▶ _WORK INSTRUCTIONS_:
Gather, from the listing beneath this task, every line holding the string "image".

▶ _DATA TO PROCESS_:
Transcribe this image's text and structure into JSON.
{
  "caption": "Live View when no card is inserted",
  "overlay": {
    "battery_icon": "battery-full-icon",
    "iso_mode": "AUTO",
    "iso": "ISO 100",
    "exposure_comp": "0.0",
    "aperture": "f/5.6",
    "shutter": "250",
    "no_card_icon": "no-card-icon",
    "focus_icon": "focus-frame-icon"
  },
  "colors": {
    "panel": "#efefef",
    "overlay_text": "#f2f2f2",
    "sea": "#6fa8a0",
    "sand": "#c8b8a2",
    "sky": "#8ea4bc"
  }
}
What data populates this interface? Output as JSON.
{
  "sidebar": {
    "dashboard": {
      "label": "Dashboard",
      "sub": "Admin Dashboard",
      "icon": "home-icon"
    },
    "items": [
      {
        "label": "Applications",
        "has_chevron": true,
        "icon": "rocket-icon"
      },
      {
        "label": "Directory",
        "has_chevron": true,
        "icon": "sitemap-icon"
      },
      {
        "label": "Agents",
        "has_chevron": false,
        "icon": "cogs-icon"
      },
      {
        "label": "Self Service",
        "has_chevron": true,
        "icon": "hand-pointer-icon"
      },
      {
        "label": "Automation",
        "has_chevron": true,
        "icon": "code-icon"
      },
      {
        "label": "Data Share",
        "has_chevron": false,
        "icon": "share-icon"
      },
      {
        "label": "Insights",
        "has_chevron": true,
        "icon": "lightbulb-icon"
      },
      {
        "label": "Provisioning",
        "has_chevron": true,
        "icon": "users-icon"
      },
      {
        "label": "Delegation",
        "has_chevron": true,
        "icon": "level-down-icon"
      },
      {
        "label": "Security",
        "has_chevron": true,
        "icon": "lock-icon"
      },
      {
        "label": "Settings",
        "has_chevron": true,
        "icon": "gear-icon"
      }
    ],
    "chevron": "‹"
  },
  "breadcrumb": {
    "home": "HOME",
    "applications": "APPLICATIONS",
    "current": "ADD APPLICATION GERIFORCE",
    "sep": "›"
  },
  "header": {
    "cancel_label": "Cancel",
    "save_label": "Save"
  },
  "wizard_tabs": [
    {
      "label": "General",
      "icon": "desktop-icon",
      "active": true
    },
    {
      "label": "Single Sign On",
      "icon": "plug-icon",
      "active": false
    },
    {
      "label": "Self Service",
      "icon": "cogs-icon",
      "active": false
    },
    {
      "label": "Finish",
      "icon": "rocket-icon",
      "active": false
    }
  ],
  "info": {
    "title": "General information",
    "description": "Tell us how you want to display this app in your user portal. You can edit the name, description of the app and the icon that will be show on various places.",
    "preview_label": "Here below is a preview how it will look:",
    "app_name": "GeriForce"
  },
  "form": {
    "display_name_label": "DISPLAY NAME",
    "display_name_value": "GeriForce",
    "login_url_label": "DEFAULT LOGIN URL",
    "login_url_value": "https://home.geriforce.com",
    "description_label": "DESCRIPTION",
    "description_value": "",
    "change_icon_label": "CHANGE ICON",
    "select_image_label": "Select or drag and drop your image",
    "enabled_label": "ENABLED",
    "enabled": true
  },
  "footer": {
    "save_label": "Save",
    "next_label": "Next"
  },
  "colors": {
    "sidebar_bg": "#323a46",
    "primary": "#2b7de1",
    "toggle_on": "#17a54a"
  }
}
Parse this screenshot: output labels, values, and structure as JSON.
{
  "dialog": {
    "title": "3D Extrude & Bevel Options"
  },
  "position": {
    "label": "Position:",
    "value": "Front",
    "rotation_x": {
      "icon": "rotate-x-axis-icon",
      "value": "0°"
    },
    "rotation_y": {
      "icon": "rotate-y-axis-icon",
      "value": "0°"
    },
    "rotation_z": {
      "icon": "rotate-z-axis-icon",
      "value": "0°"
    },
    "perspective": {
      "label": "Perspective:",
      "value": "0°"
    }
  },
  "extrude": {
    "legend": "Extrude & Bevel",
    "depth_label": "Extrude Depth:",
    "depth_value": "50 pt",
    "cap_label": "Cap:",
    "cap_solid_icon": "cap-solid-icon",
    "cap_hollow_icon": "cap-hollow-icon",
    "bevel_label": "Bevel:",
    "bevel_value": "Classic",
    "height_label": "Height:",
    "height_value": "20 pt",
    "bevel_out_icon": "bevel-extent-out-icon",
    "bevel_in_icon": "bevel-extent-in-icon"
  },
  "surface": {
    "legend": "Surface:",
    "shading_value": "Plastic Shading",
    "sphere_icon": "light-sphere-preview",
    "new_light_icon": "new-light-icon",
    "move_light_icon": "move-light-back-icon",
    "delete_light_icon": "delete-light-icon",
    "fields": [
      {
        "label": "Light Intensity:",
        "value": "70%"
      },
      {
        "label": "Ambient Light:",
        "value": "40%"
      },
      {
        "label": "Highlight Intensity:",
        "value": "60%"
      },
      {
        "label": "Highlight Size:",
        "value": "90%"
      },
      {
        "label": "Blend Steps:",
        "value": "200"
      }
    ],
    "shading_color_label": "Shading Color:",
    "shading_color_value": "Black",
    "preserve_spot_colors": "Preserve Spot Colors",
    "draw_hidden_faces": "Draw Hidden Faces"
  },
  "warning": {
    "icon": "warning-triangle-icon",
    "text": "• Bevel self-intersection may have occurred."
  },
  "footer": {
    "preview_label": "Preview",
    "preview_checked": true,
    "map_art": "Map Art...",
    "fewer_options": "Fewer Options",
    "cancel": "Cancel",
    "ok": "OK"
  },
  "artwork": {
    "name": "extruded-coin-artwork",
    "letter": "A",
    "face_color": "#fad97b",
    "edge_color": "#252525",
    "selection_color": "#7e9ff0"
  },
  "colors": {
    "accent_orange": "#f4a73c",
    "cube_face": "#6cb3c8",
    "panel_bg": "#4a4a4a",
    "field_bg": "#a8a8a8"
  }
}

▶ _SOLUTION TO THIS EXERCISE_:
Transcribe this image's text and structure into JSON.
    "select_image_label": "Select or drag and drop your image",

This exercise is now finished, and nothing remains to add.